PROBLEM: Check the listing below for lines with the word "控制字符" and say how many there are, with nothing but the number.

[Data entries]
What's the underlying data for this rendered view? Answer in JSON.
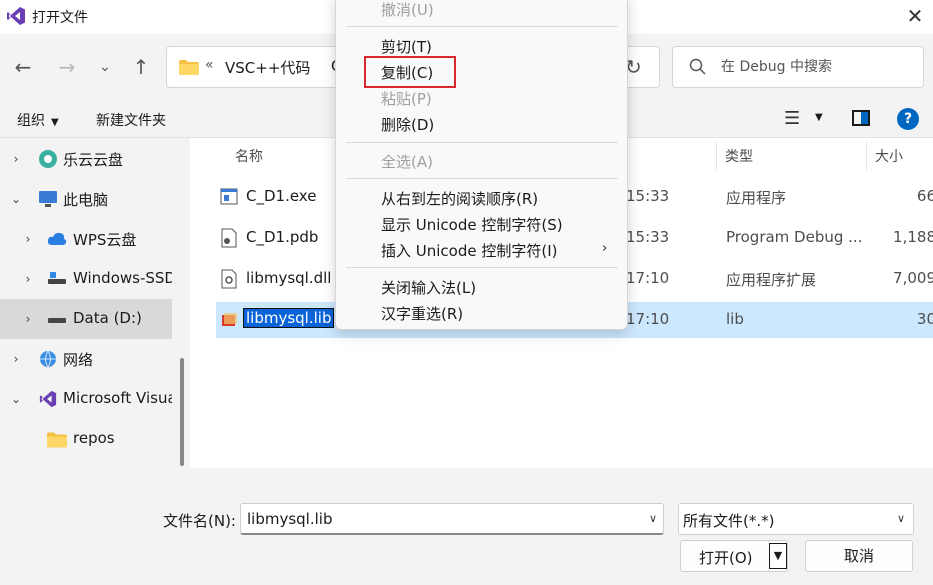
{
  "window": {
    "title": "打开文件"
  },
  "address": {
    "separator": "«",
    "crumb_1": "VSC++代码",
    "crumb_2": "C"
  },
  "search": {
    "placeholder": "在 Debug 中搜索"
  },
  "toolbar": {
    "organize": "组织",
    "new_folder": "新建文件夹"
  },
  "sidebar": {
    "items": [
      {
        "label": "乐云云盘",
        "icon": "cloud-icon",
        "expand": "collapsed"
      },
      {
        "label": "此电脑",
        "icon": "computer-icon",
        "expand": "expanded"
      },
      {
        "label": "WPS云盘",
        "icon": "cloud-icon",
        "expand": "collapsed"
      },
      {
        "label": "Windows-SSD",
        "icon": "drive-icon",
        "expand": "collapsed"
      },
      {
        "label": "Data (D:)",
        "icon": "drive-icon",
        "expand": "collapsed",
        "selected": true
      },
      {
        "label": "网络",
        "icon": "network-icon",
        "expand": "collapsed"
      },
      {
        "label": "Microsoft Visua",
        "icon": "visual-studio-icon",
        "expand": "expanded"
      },
      {
        "label": "repos",
        "icon": "folder-icon",
        "expand": "none"
      }
    ]
  },
  "columns": {
    "name": "名称",
    "type": "类型",
    "size": "大小"
  },
  "files": [
    {
      "name": "C_D1.exe",
      "date": "15:33",
      "type": "应用程序",
      "size": "66"
    },
    {
      "name": "C_D1.pdb",
      "date": "15:33",
      "type": "Program Debug ...",
      "size": "1,188"
    },
    {
      "name": "libmysql.dll",
      "date": "17:10",
      "type": "应用程序扩展",
      "size": "7,009"
    },
    {
      "name": "libmysql.lib",
      "date": "17:10",
      "type": "lib",
      "size": "30",
      "selected": true
    }
  ],
  "context_menu": {
    "undo": "撤消(U)",
    "cut": "剪切(T)",
    "copy": "复制(C)",
    "paste": "粘贴(P)",
    "delete": "删除(D)",
    "select_all": "全选(A)",
    "rtl": "从右到左的阅读顺序(R)",
    "show_unicode": "显示 Unicode 控制字符(S)",
    "insert_unicode": "插入 Unicode 控制字符(I)",
    "close_ime": "关闭输入法(L)",
    "reconvert": "汉字重选(R)",
    "highlighted_item": "copy"
  },
  "footer": {
    "filename_label": "文件名(N):",
    "filename_value": "libmysql.lib",
    "filetype_value": "所有文件(*.*)",
    "open": "打开(O)",
    "cancel": "取消"
  },
  "colors": {
    "accent": "#0067c0",
    "selection": "#cce8ff",
    "highlight_box": "#d9282f"
  }
}
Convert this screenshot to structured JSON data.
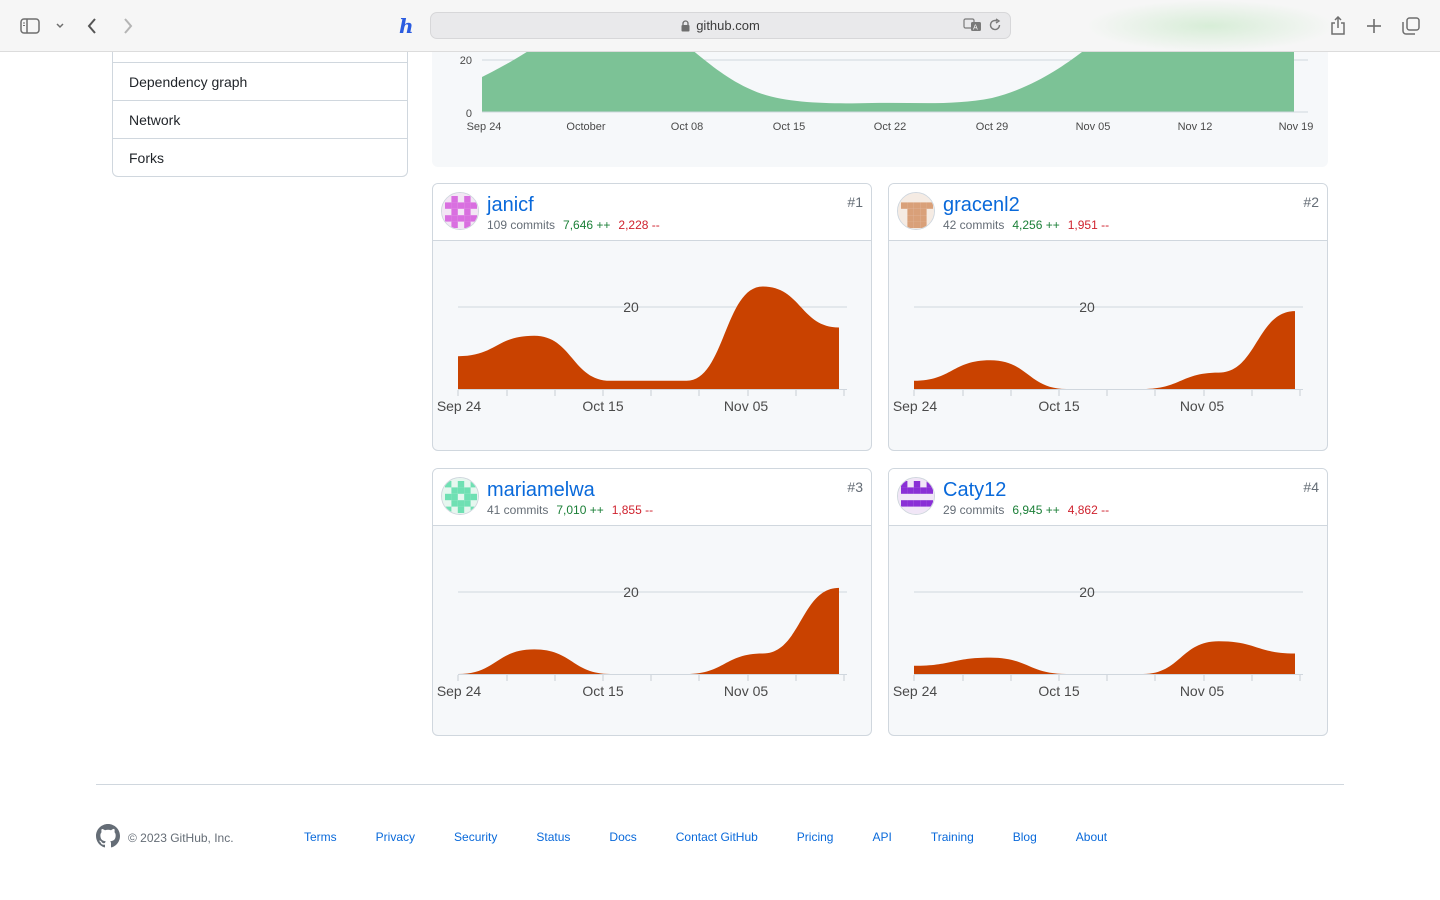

THE OUTPUT: 2